[start]

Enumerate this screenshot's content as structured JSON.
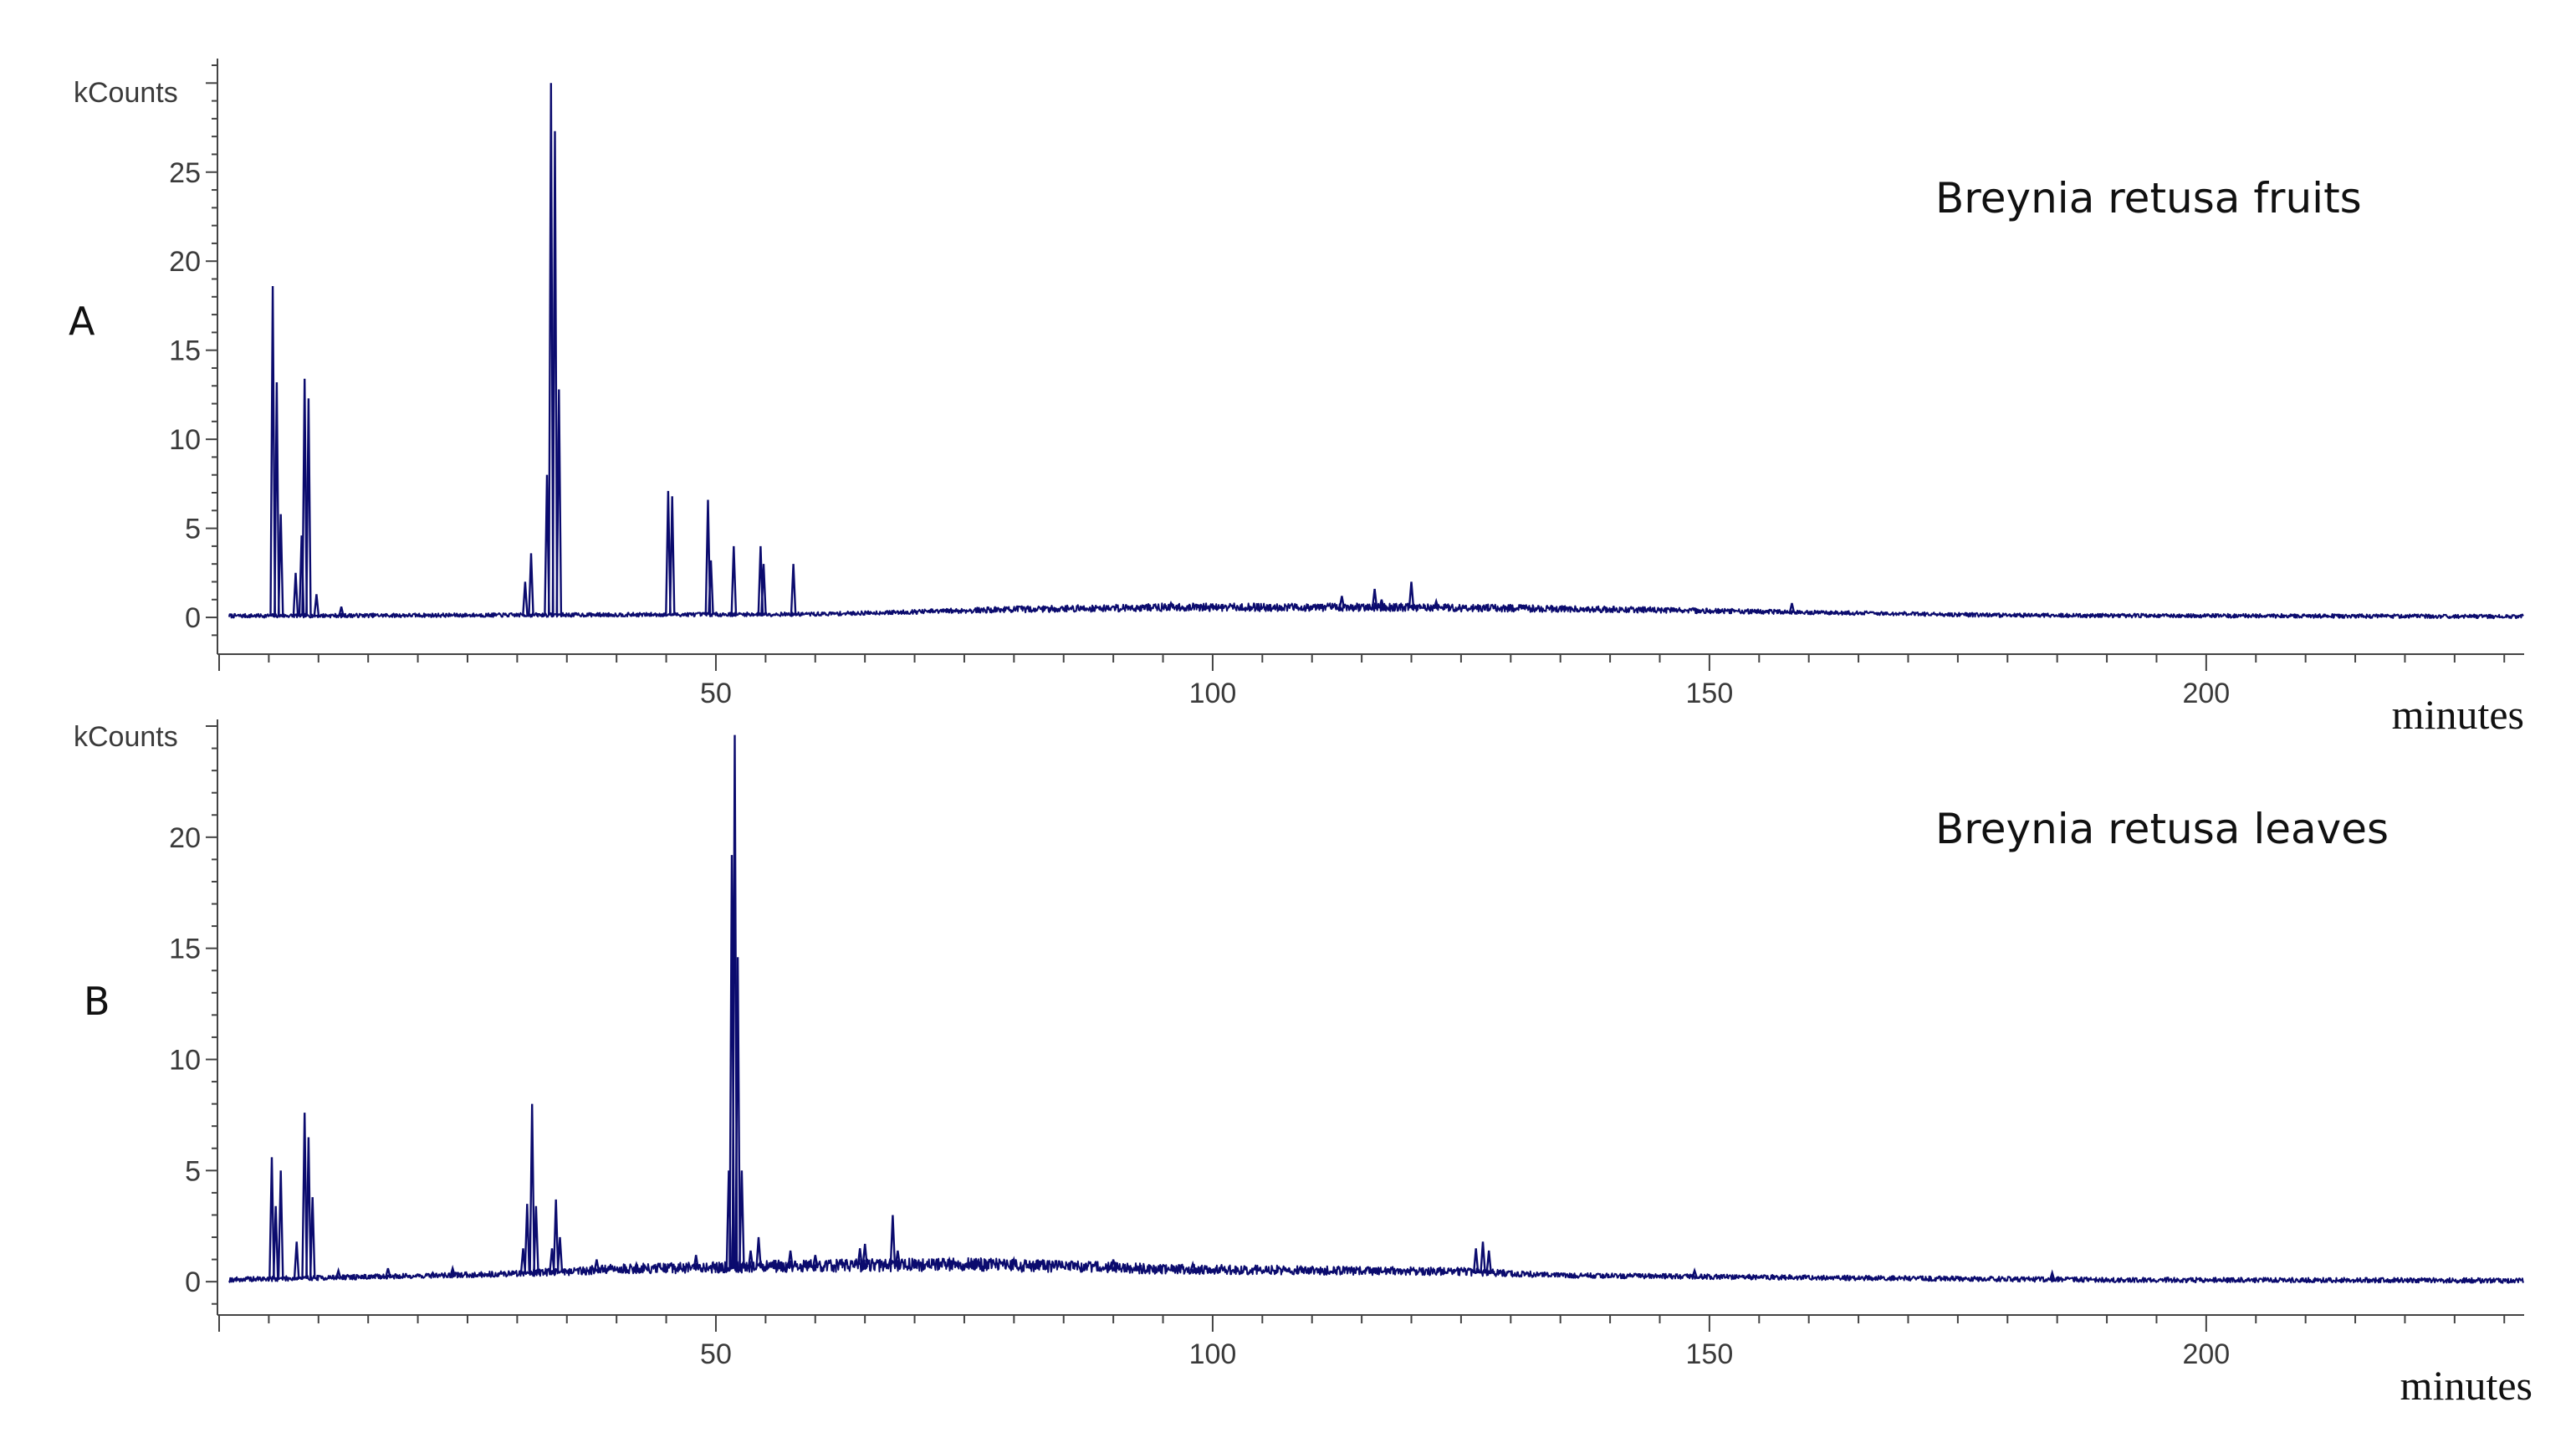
{
  "chart_data": [
    {
      "type": "line",
      "panel_label": "A",
      "title": "Breynia retusa fruits",
      "ylabel": "kCounts",
      "xlabel": "minutes",
      "xlim": [
        0,
        232
      ],
      "ylim": [
        -1.5,
        31
      ],
      "xticks": [
        50,
        100,
        150,
        200
      ],
      "yticks": [
        0,
        5,
        10,
        15,
        20,
        25
      ],
      "color": "#0b0b6e",
      "series": [
        {
          "peaks": [
            [
              5.4,
              18.6
            ],
            [
              5.8,
              13.2
            ],
            [
              6.2,
              5.8
            ],
            [
              7.7,
              2.5
            ],
            [
              8.3,
              4.6
            ],
            [
              8.6,
              13.4
            ],
            [
              9.0,
              12.3
            ],
            [
              9.8,
              1.3
            ],
            [
              12.3,
              0.6
            ],
            [
              30.8,
              2.0
            ],
            [
              31.4,
              3.6
            ],
            [
              33.0,
              8.0
            ],
            [
              33.4,
              30.0
            ],
            [
              33.8,
              27.3
            ],
            [
              34.2,
              12.8
            ],
            [
              45.2,
              7.1
            ],
            [
              45.6,
              6.8
            ],
            [
              49.2,
              6.6
            ],
            [
              49.5,
              3.2
            ],
            [
              51.8,
              4.0
            ],
            [
              54.5,
              4.0
            ],
            [
              54.8,
              3.0
            ],
            [
              57.8,
              3.0
            ],
            [
              95.8,
              0.8
            ],
            [
              113.0,
              1.2
            ],
            [
              116.3,
              1.6
            ],
            [
              117.0,
              1.0
            ],
            [
              120.0,
              2.0
            ],
            [
              122.5,
              0.9
            ],
            [
              158.3,
              0.8
            ]
          ],
          "baseline": [
            [
              0,
              0.05
            ],
            [
              60,
              0.15
            ],
            [
              80,
              0.4
            ],
            [
              95,
              0.5
            ],
            [
              120,
              0.5
            ],
            [
              140,
              0.4
            ],
            [
              160,
              0.25
            ],
            [
              180,
              0.08
            ],
            [
              232,
              0.02
            ]
          ]
        }
      ]
    },
    {
      "type": "line",
      "panel_label": "B",
      "title": "Breynia retusa leaves",
      "ylabel": "kCounts",
      "xlabel": "minutes",
      "xlim": [
        0,
        232
      ],
      "ylim": [
        -1.5,
        25
      ],
      "xticks": [
        50,
        100,
        150,
        200
      ],
      "yticks": [
        0,
        5,
        10,
        15,
        20
      ],
      "color": "#0b0b6e",
      "series": [
        {
          "peaks": [
            [
              5.3,
              5.6
            ],
            [
              5.7,
              3.4
            ],
            [
              6.2,
              5.0
            ],
            [
              7.8,
              1.8
            ],
            [
              8.6,
              7.6
            ],
            [
              9.0,
              6.5
            ],
            [
              9.4,
              3.8
            ],
            [
              12.0,
              0.5
            ],
            [
              17.0,
              0.6
            ],
            [
              21.5,
              0.4
            ],
            [
              23.5,
              0.6
            ],
            [
              30.6,
              1.5
            ],
            [
              31.0,
              3.5
            ],
            [
              31.5,
              8.0
            ],
            [
              31.9,
              3.4
            ],
            [
              33.5,
              1.5
            ],
            [
              33.9,
              3.7
            ],
            [
              34.3,
              2.0
            ],
            [
              38.0,
              1.0
            ],
            [
              42.0,
              0.8
            ],
            [
              48.0,
              1.2
            ],
            [
              51.3,
              5.0
            ],
            [
              51.6,
              19.2
            ],
            [
              51.9,
              24.6
            ],
            [
              52.2,
              14.6
            ],
            [
              52.6,
              5.0
            ],
            [
              53.5,
              1.4
            ],
            [
              54.3,
              2.0
            ],
            [
              57.5,
              1.4
            ],
            [
              60.0,
              1.2
            ],
            [
              64.5,
              1.5
            ],
            [
              65.0,
              1.7
            ],
            [
              67.8,
              3.0
            ],
            [
              68.3,
              1.4
            ],
            [
              73.5,
              1.0
            ],
            [
              80.0,
              1.0
            ],
            [
              90.0,
              1.0
            ],
            [
              98.0,
              0.8
            ],
            [
              126.5,
              1.5
            ],
            [
              127.2,
              1.8
            ],
            [
              127.8,
              1.4
            ],
            [
              148.5,
              0.5
            ],
            [
              154.0,
              0.3
            ],
            [
              184.5,
              0.4
            ]
          ],
          "baseline": [
            [
              0,
              0.05
            ],
            [
              28,
              0.3
            ],
            [
              40,
              0.5
            ],
            [
              55,
              0.6
            ],
            [
              75,
              0.7
            ],
            [
              95,
              0.5
            ],
            [
              125,
              0.4
            ],
            [
              135,
              0.25
            ],
            [
              160,
              0.15
            ],
            [
              190,
              0.05
            ],
            [
              232,
              0.02
            ]
          ]
        }
      ]
    }
  ]
}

[end]

Problem to solve:
Check each line above for the word "retusa" and copy the ones that have it.

Expected answer:
      "title": "Breynia retusa fruits",
      "title": "Breynia retusa leaves",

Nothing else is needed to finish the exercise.